**Work to complete**
Return, word for word, every line that follows.

┌─ Data

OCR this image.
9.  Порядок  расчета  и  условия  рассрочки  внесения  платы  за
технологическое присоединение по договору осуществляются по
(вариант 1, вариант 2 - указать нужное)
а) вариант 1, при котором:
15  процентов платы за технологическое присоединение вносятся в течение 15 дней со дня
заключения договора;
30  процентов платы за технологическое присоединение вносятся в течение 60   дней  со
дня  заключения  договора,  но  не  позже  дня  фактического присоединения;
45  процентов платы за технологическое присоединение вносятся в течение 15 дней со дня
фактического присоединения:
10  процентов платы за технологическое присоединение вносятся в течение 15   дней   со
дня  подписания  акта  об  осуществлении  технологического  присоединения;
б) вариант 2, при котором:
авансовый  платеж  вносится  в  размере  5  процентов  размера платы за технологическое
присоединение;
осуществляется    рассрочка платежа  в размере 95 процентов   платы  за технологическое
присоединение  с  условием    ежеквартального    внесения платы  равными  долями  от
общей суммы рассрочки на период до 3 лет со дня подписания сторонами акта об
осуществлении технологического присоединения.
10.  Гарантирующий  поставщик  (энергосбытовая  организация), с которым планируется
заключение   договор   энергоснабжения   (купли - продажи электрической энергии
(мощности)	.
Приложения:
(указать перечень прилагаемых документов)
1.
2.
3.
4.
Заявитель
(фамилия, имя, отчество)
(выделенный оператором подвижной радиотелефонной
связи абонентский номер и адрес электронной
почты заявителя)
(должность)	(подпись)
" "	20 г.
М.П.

└─

**Result**
OCR this image.
9.  Порядок  расчета  и  условия  рассрочки  внесения  платы  за
технологическое присоединение по договору осуществляются по
(вариант 1, вариант 2 - указать нужное)
а) вариант 1, при котором:
15  процентов платы за технологическое присоединение вносятся в течение 15 дней со дня
заключения договора;
30  процентов платы за технологическое присоединение вносятся в течение 60   дней  со
дня  заключения  договора,  но  не  позже  дня  фактического присоединения;
45  процентов платы за технологическое присоединение вносятся в течение 15 дней со дня
фактического присоединения:
10  процентов платы за технологическое присоединение вносятся в течение 15   дней   со
дня  подписания  акта  об  осуществлении  технологического  присоединения;
б) вариант 2, при котором:
авансовый  платеж  вносится  в  размере  5  процентов  размера платы за технологическое
присоединение;
осуществляется    рассрочка платежа  в размере 95 процентов   платы  за технологическое
присоединение  с  условием    ежеквартального    внесения платы  равными  долями  от
общей суммы рассрочки на период до 3 лет со дня подписания сторонами акта об
осуществлении технологического присоединения.
10.  Гарантирующий  поставщик  (энергосбытовая  организация), с которым планируется
заключение   договор   энергоснабжения   (купли - продажи электрической энергии
(мощности)	.
Приложения:
(указать перечень прилагаемых документов)
1.
2.
3.
4.
Заявитель
(фамилия, имя, отчество)
(выделенный оператором подвижной радиотелефонной
связи абонентский номер и адрес электронной
почты заявителя)
(должность)	(подпись)
" "	20 г.
М.П.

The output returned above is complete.